**Given request**. In the records that follow, locate every line with "Reserva" and extract it.

[Records]
** BEGIN **

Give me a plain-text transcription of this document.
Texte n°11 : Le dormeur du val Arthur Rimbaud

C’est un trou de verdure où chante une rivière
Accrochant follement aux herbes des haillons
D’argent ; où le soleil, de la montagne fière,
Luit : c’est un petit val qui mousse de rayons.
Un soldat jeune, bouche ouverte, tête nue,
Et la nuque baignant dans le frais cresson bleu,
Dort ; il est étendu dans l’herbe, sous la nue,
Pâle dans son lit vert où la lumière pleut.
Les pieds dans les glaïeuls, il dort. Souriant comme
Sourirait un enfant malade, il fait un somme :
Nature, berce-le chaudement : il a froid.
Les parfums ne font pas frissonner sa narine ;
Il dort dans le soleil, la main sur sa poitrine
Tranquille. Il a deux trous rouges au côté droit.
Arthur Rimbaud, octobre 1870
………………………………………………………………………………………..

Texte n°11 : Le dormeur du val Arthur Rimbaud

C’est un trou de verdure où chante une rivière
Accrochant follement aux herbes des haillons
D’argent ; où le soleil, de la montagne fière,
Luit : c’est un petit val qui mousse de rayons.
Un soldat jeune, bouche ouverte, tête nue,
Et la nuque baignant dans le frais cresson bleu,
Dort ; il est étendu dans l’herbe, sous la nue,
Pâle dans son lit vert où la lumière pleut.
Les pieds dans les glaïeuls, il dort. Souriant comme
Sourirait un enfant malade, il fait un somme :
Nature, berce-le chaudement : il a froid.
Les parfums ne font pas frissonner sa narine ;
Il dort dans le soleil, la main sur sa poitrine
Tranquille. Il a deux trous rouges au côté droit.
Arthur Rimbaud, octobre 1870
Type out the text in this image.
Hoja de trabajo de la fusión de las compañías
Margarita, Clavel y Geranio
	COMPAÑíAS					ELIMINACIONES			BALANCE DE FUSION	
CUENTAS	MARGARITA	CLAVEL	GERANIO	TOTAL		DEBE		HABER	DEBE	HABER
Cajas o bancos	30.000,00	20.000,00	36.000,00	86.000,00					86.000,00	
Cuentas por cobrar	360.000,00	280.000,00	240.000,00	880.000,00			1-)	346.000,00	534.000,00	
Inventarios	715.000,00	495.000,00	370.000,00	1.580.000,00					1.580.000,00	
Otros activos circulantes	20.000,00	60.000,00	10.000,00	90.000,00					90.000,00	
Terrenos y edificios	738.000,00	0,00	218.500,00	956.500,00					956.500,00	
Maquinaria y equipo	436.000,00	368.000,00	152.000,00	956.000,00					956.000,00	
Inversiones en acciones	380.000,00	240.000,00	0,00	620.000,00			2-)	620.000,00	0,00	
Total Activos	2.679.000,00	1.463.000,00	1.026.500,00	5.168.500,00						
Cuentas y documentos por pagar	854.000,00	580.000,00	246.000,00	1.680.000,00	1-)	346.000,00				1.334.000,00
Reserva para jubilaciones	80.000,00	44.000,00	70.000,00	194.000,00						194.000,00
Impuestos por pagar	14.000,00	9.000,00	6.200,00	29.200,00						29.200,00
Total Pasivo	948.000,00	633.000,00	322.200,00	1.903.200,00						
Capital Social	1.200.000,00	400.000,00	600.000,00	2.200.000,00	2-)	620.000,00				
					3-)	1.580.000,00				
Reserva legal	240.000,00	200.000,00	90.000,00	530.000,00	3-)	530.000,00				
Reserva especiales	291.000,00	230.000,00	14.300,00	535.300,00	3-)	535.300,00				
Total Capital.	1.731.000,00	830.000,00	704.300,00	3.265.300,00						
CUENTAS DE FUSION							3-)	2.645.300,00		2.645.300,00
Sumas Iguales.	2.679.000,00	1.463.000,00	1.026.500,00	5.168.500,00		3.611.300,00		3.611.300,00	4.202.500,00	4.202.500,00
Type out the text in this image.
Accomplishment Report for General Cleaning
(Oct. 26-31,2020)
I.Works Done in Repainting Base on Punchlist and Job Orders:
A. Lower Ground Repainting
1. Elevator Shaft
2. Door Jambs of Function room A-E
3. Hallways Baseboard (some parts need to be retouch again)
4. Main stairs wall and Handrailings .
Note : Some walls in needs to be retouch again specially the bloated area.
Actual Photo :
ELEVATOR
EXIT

** END **

**Correct response**.
Reserva para jubilaciones	80.000,00	44.000,00	70.000,00	194.000,00						194.000,00
Reserva legal	240.000,00	200.000,00	90.000,00	530.000,00	3-)	530.000,00				
Reserva especiales	291.000,00	230.000,00	14.300,00	535.300,00	3-)	535.300,00				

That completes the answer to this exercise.